### Work required
List each line holding the string "title".

Dataset entries on figures:
--
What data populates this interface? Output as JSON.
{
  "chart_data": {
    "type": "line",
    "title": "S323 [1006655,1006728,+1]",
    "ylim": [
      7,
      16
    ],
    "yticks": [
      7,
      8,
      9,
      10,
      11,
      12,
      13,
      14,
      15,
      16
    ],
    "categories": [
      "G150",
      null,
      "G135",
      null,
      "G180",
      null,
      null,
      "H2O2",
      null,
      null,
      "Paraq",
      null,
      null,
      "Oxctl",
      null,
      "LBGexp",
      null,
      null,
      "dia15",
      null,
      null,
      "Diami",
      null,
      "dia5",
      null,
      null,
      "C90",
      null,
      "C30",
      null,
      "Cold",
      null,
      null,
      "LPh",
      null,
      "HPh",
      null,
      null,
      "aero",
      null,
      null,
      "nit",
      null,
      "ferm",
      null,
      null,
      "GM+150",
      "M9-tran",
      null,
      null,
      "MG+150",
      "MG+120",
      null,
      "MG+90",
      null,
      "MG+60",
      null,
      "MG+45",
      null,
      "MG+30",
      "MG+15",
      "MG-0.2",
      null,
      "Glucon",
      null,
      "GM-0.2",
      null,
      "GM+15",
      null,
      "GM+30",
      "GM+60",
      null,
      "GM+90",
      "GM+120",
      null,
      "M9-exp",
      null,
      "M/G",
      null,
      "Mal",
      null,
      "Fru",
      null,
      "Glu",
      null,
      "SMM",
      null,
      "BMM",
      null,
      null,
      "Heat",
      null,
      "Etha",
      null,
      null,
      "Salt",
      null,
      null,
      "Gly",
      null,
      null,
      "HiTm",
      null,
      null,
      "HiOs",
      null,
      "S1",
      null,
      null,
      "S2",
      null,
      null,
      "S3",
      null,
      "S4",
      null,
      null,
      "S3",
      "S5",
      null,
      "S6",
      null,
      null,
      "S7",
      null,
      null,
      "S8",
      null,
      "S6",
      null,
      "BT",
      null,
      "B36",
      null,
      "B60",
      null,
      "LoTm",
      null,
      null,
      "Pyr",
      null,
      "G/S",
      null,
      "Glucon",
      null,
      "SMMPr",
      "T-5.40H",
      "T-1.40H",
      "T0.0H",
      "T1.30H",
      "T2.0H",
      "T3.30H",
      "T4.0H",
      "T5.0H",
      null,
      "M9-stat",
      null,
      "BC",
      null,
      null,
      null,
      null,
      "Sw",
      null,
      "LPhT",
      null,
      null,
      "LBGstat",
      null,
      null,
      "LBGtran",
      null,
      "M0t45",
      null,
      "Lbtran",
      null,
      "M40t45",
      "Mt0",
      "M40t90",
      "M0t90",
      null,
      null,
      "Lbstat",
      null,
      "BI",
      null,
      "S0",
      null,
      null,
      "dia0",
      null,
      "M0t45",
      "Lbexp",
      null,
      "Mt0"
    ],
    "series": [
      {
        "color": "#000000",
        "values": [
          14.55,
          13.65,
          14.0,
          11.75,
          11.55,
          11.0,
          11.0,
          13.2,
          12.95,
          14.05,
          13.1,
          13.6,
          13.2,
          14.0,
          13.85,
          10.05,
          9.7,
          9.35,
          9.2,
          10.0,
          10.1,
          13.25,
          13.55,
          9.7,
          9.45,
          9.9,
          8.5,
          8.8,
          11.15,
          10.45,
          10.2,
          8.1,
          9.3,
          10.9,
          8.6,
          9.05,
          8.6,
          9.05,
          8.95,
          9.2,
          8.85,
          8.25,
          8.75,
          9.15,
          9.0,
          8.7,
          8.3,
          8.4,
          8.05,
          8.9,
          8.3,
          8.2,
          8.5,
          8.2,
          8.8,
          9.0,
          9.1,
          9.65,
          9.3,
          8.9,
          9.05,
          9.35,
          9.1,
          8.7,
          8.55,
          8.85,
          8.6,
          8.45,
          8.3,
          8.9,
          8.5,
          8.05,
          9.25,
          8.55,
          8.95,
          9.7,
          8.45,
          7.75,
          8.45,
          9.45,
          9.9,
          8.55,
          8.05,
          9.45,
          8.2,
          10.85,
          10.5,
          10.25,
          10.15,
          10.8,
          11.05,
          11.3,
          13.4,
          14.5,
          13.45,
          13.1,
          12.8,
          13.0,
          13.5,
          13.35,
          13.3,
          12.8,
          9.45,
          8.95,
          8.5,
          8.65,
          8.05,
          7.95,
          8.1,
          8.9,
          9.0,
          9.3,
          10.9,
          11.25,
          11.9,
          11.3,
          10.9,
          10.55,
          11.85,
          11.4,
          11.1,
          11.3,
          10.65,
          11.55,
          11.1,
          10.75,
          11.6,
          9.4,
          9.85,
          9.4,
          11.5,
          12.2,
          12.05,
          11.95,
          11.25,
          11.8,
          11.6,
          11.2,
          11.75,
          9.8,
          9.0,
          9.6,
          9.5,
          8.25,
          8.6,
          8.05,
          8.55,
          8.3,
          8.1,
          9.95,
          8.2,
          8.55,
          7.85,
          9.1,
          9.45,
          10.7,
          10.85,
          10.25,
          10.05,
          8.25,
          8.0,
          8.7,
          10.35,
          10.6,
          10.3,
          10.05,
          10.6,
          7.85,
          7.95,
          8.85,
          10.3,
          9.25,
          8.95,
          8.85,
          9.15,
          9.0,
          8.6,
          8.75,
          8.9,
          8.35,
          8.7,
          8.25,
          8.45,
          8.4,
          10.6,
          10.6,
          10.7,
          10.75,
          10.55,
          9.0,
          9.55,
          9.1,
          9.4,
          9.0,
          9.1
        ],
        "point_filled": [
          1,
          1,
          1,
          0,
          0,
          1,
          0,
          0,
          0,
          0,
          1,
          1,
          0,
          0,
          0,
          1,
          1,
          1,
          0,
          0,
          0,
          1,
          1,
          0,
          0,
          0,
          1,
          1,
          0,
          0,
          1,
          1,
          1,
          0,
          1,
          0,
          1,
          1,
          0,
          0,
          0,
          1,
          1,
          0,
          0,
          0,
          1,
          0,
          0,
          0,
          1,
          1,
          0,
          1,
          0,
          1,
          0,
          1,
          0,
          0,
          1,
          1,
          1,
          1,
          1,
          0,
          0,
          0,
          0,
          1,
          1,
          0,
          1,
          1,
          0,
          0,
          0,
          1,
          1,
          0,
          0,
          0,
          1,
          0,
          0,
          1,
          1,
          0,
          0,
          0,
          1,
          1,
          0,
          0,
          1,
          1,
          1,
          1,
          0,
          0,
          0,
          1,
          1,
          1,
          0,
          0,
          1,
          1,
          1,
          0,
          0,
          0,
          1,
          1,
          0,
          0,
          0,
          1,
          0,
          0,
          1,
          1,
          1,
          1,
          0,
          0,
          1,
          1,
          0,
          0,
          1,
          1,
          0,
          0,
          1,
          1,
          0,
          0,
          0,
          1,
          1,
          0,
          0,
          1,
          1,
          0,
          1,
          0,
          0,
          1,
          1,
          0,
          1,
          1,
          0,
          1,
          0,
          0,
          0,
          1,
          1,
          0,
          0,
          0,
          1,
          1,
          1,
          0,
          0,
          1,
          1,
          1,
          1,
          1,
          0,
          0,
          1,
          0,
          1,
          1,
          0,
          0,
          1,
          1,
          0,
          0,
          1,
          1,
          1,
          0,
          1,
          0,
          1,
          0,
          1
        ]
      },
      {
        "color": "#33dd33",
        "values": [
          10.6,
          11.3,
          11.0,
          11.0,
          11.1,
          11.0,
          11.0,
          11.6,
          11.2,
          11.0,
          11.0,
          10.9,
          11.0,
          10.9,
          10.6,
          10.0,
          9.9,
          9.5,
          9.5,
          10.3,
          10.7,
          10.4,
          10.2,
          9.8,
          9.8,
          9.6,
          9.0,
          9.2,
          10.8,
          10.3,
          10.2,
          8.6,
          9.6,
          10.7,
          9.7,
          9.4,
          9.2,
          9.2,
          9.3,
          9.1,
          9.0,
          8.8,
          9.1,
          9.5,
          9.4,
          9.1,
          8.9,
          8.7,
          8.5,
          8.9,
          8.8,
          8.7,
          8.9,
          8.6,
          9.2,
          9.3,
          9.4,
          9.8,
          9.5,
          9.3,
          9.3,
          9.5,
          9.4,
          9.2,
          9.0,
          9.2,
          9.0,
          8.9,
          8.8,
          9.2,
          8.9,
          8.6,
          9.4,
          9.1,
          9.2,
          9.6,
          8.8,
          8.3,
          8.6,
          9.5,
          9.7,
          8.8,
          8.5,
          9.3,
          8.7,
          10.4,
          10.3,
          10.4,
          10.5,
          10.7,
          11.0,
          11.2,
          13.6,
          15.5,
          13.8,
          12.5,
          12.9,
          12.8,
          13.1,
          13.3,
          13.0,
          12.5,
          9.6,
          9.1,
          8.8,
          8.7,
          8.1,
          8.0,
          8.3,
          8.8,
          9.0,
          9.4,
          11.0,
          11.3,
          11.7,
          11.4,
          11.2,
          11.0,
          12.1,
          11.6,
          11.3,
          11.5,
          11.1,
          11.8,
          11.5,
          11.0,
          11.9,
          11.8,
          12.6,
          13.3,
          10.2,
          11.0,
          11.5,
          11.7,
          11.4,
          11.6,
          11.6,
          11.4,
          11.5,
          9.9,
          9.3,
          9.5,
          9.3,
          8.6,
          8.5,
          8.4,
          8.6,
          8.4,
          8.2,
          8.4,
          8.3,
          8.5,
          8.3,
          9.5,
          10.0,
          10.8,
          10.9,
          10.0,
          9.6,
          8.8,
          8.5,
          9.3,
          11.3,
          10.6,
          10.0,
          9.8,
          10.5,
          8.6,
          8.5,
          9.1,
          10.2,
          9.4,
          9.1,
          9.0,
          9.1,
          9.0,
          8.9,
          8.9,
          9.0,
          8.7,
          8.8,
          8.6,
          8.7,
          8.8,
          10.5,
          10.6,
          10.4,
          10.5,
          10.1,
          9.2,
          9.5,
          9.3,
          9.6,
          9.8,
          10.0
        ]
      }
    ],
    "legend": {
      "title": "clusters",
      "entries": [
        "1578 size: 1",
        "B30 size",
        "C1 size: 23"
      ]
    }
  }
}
--
### Written response
    "title": "S323 [1006655,1006728,+1]",
      "title": "clusters",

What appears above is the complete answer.